## INSTRUCTIONS TO FOLLOW
Reproduce all the entries precisely.

[BEGIN]

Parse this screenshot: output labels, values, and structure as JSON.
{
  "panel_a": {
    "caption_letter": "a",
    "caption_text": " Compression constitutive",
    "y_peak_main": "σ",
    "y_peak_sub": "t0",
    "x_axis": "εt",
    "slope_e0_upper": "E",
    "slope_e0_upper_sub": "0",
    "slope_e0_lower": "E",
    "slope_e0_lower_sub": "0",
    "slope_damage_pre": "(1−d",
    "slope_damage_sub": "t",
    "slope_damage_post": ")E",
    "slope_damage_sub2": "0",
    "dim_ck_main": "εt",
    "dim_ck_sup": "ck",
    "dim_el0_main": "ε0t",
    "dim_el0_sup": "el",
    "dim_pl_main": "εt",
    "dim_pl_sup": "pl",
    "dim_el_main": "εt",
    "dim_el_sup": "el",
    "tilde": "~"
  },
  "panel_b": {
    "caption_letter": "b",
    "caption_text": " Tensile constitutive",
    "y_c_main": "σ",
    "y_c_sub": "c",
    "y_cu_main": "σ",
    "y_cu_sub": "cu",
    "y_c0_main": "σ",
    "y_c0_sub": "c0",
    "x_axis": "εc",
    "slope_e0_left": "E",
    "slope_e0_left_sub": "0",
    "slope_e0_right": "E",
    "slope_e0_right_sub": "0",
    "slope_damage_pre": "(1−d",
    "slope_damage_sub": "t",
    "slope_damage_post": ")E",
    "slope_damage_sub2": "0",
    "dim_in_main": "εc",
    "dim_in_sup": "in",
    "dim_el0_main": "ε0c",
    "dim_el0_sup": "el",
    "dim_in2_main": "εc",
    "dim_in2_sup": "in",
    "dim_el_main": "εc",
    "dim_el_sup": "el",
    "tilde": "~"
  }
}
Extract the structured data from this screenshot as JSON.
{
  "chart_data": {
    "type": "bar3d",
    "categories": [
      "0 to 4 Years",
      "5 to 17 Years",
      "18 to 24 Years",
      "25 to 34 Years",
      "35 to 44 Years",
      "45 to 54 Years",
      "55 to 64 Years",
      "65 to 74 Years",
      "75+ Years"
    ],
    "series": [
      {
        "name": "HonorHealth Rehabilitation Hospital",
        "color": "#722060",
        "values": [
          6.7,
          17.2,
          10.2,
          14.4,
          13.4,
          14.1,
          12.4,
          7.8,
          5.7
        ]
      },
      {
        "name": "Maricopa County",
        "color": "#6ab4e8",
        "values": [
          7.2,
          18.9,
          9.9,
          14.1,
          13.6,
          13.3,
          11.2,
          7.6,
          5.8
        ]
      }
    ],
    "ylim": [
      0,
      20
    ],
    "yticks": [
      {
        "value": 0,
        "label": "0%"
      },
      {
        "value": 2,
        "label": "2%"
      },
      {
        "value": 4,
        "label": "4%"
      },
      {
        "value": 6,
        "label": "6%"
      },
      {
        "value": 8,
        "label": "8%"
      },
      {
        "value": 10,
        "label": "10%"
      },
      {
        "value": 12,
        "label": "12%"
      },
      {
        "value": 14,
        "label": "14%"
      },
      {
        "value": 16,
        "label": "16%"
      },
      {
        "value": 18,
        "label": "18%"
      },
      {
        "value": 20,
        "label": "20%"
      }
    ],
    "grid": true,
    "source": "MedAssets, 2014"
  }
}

[END]

## SOLUTION FOR THIS EXERCISE
Parse this screenshot: output labels, values, and structure as JSON.
{
  "panel_a": {
    "caption_letter": "a",
    "caption_text": " Compression constitutive",
    "y_peak_main": "σ",
    "y_peak_sub": "t0",
    "x_axis": "εt",
    "slope_e0_upper": "E",
    "slope_e0_upper_sub": "0",
    "slope_e0_lower": "E",
    "slope_e0_lower_sub": "0",
    "slope_damage_pre": "(1−d",
    "slope_damage_sub": "t",
    "slope_damage_post": ")E",
    "slope_damage_sub2": "0",
    "dim_ck_main": "εt",
    "dim_ck_sup": "ck",
    "dim_el0_main": "ε0t",
    "dim_el0_sup": "el",
    "dim_pl_main": "εt",
    "dim_pl_sup": "pl",
    "dim_el_main": "εt",
    "dim_el_sup": "el",
    "tilde": "~"
  },
  "panel_b": {
    "caption_letter": "b",
    "caption_text": " Tensile constitutive",
    "y_c_main": "σ",
    "y_c_sub": "c",
    "y_cu_main": "σ",
    "y_cu_sub": "cu",
    "y_c0_main": "σ",
    "y_c0_sub": "c0",
    "x_axis": "εc",
    "slope_e0_left": "E",
    "slope_e0_left_sub": "0",
    "slope_e0_right": "E",
    "slope_e0_right_sub": "0",
    "slope_damage_pre": "(1−d",
    "slope_damage_sub": "t",
    "slope_damage_post": ")E",
    "slope_damage_sub2": "0",
    "dim_in_main": "εc",
    "dim_in_sup": "in",
    "dim_el0_main": "ε0c",
    "dim_el0_sup": "el",
    "dim_in2_main": "εc",
    "dim_in2_sup": "in",
    "dim_el_main": "εc",
    "dim_el_sup": "el",
    "tilde": "~"
  }
}
Extract the structured data from this screenshot as JSON.
{
  "chart_data": {
    "type": "bar3d",
    "categories": [
      "0 to 4 Years",
      "5 to 17 Years",
      "18 to 24 Years",
      "25 to 34 Years",
      "35 to 44 Years",
      "45 to 54 Years",
      "55 to 64 Years",
      "65 to 74 Years",
      "75+ Years"
    ],
    "series": [
      {
        "name": "HonorHealth Rehabilitation Hospital",
        "color": "#722060",
        "values": [
          6.7,
          17.2,
          10.2,
          14.4,
          13.4,
          14.1,
          12.4,
          7.8,
          5.7
        ]
      },
      {
        "name": "Maricopa County",
        "color": "#6ab4e8",
        "values": [
          7.2,
          18.9,
          9.9,
          14.1,
          13.6,
          13.3,
          11.2,
          7.6,
          5.8
        ]
      }
    ],
    "ylim": [
      0,
      20
    ],
    "yticks": [
      {
        "value": 0,
        "label": "0%"
      },
      {
        "value": 2,
        "label": "2%"
      },
      {
        "value": 4,
        "label": "4%"
      },
      {
        "value": 6,
        "label": "6%"
      },
      {
        "value": 8,
        "label": "8%"
      },
      {
        "value": 10,
        "label": "10%"
      },
      {
        "value": 12,
        "label": "12%"
      },
      {
        "value": 14,
        "label": "14%"
      },
      {
        "value": 16,
        "label": "16%"
      },
      {
        "value": 18,
        "label": "18%"
      },
      {
        "value": 20,
        "label": "20%"
      }
    ],
    "grid": true,
    "source": "MedAssets, 2014"
  }
}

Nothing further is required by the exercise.